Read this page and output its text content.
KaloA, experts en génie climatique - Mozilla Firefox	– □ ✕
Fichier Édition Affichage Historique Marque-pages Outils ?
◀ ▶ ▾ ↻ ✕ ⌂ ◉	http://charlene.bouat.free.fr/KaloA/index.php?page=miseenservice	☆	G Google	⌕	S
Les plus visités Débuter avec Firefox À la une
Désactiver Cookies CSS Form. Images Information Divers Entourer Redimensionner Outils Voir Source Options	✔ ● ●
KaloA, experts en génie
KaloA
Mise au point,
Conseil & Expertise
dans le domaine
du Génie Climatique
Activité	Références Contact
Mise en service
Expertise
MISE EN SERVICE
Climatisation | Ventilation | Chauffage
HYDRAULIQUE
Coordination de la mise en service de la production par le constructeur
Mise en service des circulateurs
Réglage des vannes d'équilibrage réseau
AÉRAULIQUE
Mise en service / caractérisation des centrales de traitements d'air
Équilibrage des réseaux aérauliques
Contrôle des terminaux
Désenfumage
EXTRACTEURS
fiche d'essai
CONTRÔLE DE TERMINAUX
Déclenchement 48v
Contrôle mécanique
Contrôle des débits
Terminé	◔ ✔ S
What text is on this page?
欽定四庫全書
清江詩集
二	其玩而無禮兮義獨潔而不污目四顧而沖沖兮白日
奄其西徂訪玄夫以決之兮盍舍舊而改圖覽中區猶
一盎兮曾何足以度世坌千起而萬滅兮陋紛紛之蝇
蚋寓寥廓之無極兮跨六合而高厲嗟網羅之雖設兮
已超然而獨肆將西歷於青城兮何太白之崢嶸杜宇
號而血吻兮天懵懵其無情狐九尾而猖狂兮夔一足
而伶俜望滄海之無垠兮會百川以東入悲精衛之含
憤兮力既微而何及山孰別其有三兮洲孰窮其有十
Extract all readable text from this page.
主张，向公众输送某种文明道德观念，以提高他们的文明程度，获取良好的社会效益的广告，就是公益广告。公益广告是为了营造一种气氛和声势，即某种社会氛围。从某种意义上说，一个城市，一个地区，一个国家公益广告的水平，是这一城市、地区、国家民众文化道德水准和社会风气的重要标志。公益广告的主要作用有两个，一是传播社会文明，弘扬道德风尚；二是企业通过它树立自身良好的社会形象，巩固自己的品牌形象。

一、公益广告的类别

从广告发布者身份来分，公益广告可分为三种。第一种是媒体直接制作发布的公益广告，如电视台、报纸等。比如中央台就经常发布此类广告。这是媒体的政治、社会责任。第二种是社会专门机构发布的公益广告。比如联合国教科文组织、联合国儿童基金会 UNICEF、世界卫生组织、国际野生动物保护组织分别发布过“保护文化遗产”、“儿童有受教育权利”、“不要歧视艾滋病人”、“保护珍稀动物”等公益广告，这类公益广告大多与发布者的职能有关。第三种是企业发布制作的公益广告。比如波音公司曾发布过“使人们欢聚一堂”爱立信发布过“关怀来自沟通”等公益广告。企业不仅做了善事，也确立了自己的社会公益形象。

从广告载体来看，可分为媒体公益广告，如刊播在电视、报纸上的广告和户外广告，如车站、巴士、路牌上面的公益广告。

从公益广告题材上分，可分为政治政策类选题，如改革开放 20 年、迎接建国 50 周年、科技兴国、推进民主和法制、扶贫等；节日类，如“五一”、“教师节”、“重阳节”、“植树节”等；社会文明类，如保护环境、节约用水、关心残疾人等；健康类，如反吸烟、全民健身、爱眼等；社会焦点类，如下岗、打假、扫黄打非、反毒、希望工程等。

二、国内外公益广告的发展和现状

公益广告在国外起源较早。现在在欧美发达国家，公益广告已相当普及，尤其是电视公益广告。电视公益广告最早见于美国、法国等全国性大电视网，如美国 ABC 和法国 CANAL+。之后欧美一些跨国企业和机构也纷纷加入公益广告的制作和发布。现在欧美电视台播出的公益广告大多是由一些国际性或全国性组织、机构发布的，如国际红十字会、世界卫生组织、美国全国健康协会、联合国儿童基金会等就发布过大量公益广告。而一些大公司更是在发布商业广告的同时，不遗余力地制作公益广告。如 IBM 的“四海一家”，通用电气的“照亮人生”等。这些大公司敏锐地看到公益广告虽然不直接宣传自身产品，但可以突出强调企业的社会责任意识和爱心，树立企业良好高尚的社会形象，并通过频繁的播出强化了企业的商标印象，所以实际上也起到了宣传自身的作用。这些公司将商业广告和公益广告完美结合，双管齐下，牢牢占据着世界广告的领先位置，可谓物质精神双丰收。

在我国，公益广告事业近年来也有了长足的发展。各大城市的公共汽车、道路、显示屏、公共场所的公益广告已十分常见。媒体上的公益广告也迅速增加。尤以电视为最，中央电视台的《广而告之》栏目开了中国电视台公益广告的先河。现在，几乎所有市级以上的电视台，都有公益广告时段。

#### Instructions to follow
Output every record above exactly as it appears.

#### Correct answer
Read this page and output its text content.
KaloA, experts en génie climatique - Mozilla Firefox	– □ ✕
Fichier Édition Affichage Historique Marque-pages Outils ?
◀ ▶ ▾ ↻ ✕ ⌂ ◉	http://charlene.bouat.free.fr/KaloA/index.php?page=miseenservice	☆	G Google	⌕	S
Les plus visités Débuter avec Firefox À la une
Désactiver Cookies CSS Form. Images Information Divers Entourer Redimensionner Outils Voir Source Options	✔ ● ●
KaloA, experts en génie
KaloA
Mise au point,
Conseil & Expertise
dans le domaine
du Génie Climatique
Activité	Références Contact
Mise en service
Expertise
MISE EN SERVICE
Climatisation | Ventilation | Chauffage
HYDRAULIQUE
Coordination de la mise en service de la production par le constructeur
Mise en service des circulateurs
Réglage des vannes d'équilibrage réseau
AÉRAULIQUE
Mise en service / caractérisation des centrales de traitements d'air
Équilibrage des réseaux aérauliques
Contrôle des terminaux
Désenfumage
EXTRACTEURS
fiche d'essai
CONTRÔLE DE TERMINAUX
Déclenchement 48v
Contrôle mécanique
Contrôle des débits
Terminé	◔ ✔ S
What text is on this page?
欽定四庫全書
清江詩集
二	其玩而無禮兮義獨潔而不污目四顧而沖沖兮白日
奄其西徂訪玄夫以決之兮盍舍舊而改圖覽中區猶
一盎兮曾何足以度世坌千起而萬滅兮陋紛紛之蝇
蚋寓寥廓之無極兮跨六合而高厲嗟網羅之雖設兮
已超然而獨肆將西歷於青城兮何太白之崢嶸杜宇
號而血吻兮天懵懵其無情狐九尾而猖狂兮夔一足
而伶俜望滄海之無垠兮會百川以東入悲精衛之含
憤兮力既微而何及山孰別其有三兮洲孰窮其有十
Extract all readable text from this page.
主张，向公众输送某种文明道德观念，以提高他们的文明程度，获取良好的社会效益的广告，就是公益广告。公益广告是为了营造一种气氛和声势，即某种社会氛围。从某种意义上说，一个城市，一个地区，一个国家公益广告的水平，是这一城市、地区、国家民众文化道德水准和社会风气的重要标志。公益广告的主要作用有两个，一是传播社会文明，弘扬道德风尚；二是企业通过它树立自身良好的社会形象，巩固自己的品牌形象。

一、公益广告的类别

从广告发布者身份来分，公益广告可分为三种。第一种是媒体直接制作发布的公益广告，如电视台、报纸等。比如中央台就经常发布此类广告。这是媒体的政治、社会责任。第二种是社会专门机构发布的公益广告。比如联合国教科文组织、联合国儿童基金会 UNICEF、世界卫生组织、国际野生动物保护组织分别发布过“保护文化遗产”、“儿童有受教育权利”、“不要歧视艾滋病人”、“保护珍稀动物”等公益广告，这类公益广告大多与发布者的职能有关。第三种是企业发布制作的公益广告。比如波音公司曾发布过“使人们欢聚一堂”爱立信发布过“关怀来自沟通”等公益广告。企业不仅做了善事，也确立了自己的社会公益形象。

从广告载体来看，可分为媒体公益广告，如刊播在电视、报纸上的广告和户外广告，如车站、巴士、路牌上面的公益广告。

从公益广告题材上分，可分为政治政策类选题，如改革开放 20 年、迎接建国 50 周年、科技兴国、推进民主和法制、扶贫等；节日类，如“五一”、“教师节”、“重阳节”、“植树节”等；社会文明类，如保护环境、节约用水、关心残疾人等；健康类，如反吸烟、全民健身、爱眼等；社会焦点类，如下岗、打假、扫黄打非、反毒、希望工程等。

二、国内外公益广告的发展和现状

公益广告在国外起源较早。现在在欧美发达国家，公益广告已相当普及，尤其是电视公益广告。电视公益广告最早见于美国、法国等全国性大电视网，如美国 ABC 和法国 CANAL+。之后欧美一些跨国企业和机构也纷纷加入公益广告的制作和发布。现在欧美电视台播出的公益广告大多是由一些国际性或全国性组织、机构发布的，如国际红十字会、世界卫生组织、美国全国健康协会、联合国儿童基金会等就发布过大量公益广告。而一些大公司更是在发布商业广告的同时，不遗余力地制作公益广告。如 IBM 的“四海一家”，通用电气的“照亮人生”等。这些大公司敏锐地看到公益广告虽然不直接宣传自身产品，但可以突出强调企业的社会责任意识和爱心，树立企业良好高尚的社会形象，并通过频繁的播出强化了企业的商标印象，所以实际上也起到了宣传自身的作用。这些公司将商业广告和公益广告完美结合，双管齐下，牢牢占据着世界广告的领先位置，可谓物质精神双丰收。

在我国，公益广告事业近年来也有了长足的发展。各大城市的公共汽车、道路、显示屏、公共场所的公益广告已十分常见。媒体上的公益广告也迅速增加。尤以电视为最，中央电视台的《广而告之》栏目开了中国电视台公益广告的先河。现在，几乎所有市级以上的电视台，都有公益广告时段。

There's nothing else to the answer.